(Saved data entries)

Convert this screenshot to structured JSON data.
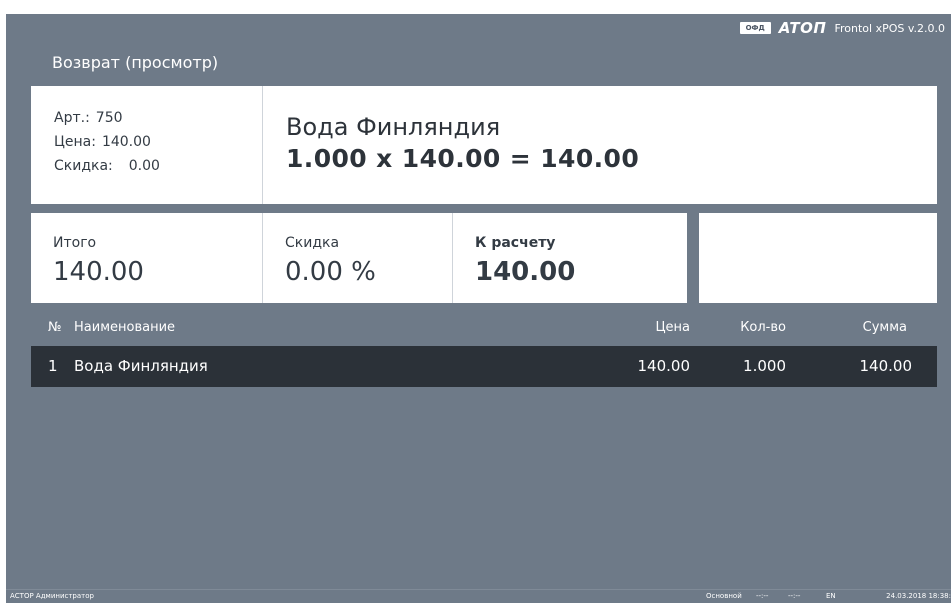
{
  "brand": {
    "ofd_badge": "ОФД",
    "logo_text": "ATOΠ",
    "version": "Frontol xPOS v.2.0.0"
  },
  "screen_title": "Возврат (просмотр)",
  "item": {
    "art_label": "Арт.:",
    "art_value": "750",
    "price_label": "Цена:",
    "price_value": "140.00",
    "discount_label": "Скидка:",
    "discount_value": "0.00",
    "name": "Вода Финляндия",
    "formula": "1.000 x 140.00 = 140.00"
  },
  "totals": {
    "total_label": "Итого",
    "total_value": "140.00",
    "discount_label": "Скидка",
    "discount_value": "0.00 %",
    "due_label": "К расчету",
    "due_value": "140.00"
  },
  "table": {
    "columns": {
      "no": "№",
      "name": "Наименование",
      "price": "Цена",
      "qty": "Кол-во",
      "sum": "Сумма"
    },
    "rows": [
      {
        "no": "1",
        "name": "Вода Финляндия",
        "price": "140.00",
        "qty": "1.000",
        "sum": "140.00"
      }
    ]
  },
  "status_bar": {
    "user": "АСТОР Администратор",
    "mode": "Основной",
    "dash1": "--:--",
    "dash2": "--:--",
    "lang": "EN",
    "datetime": "24.03.2018 18:38:"
  },
  "colors": {
    "background": "#6e7a88",
    "panel": "#ffffff",
    "selected_row": "#2b3138"
  }
}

→ **To be done**
Pictures don't belong in the copy. Restate all the entries exactly.

→ **Task answer**
Convert this screenshot to structured JSON data.
{
  "brand": {
    "ofd_badge": "ОФД",
    "logo_text": "ATOΠ",
    "version": "Frontol xPOS v.2.0.0"
  },
  "screen_title": "Возврат (просмотр)",
  "item": {
    "art_label": "Арт.:",
    "art_value": "750",
    "price_label": "Цена:",
    "price_value": "140.00",
    "discount_label": "Скидка:",
    "discount_value": "0.00",
    "name": "Вода Финляндия",
    "formula": "1.000 x 140.00 = 140.00"
  },
  "totals": {
    "total_label": "Итого",
    "total_value": "140.00",
    "discount_label": "Скидка",
    "discount_value": "0.00 %",
    "due_label": "К расчету",
    "due_value": "140.00"
  },
  "table": {
    "columns": {
      "no": "№",
      "name": "Наименование",
      "price": "Цена",
      "qty": "Кол-во",
      "sum": "Сумма"
    },
    "rows": [
      {
        "no": "1",
        "name": "Вода Финляндия",
        "price": "140.00",
        "qty": "1.000",
        "sum": "140.00"
      }
    ]
  },
  "status_bar": {
    "user": "АСТОР Администратор",
    "mode": "Основной",
    "dash1": "--:--",
    "dash2": "--:--",
    "lang": "EN",
    "datetime": "24.03.2018 18:38:"
  },
  "colors": {
    "background": "#6e7a88",
    "panel": "#ffffff",
    "selected_row": "#2b3138"
  }
}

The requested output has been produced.